■ TASK DATA ■
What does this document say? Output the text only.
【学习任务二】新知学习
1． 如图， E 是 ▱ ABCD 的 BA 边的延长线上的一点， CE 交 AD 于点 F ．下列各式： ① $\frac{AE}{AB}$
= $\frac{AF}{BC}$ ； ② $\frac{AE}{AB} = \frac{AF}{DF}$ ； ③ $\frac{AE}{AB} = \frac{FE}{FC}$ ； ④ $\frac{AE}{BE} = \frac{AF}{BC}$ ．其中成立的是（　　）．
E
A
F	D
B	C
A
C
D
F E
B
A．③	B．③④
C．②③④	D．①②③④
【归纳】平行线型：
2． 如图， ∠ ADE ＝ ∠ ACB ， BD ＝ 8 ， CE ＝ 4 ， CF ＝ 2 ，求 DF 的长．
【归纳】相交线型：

■ WORK REQUIRED ■
Lines containing the string "frac" should be counted; reply with their number and nothing more.

■ RESULT OF THE EXERCISE ■
2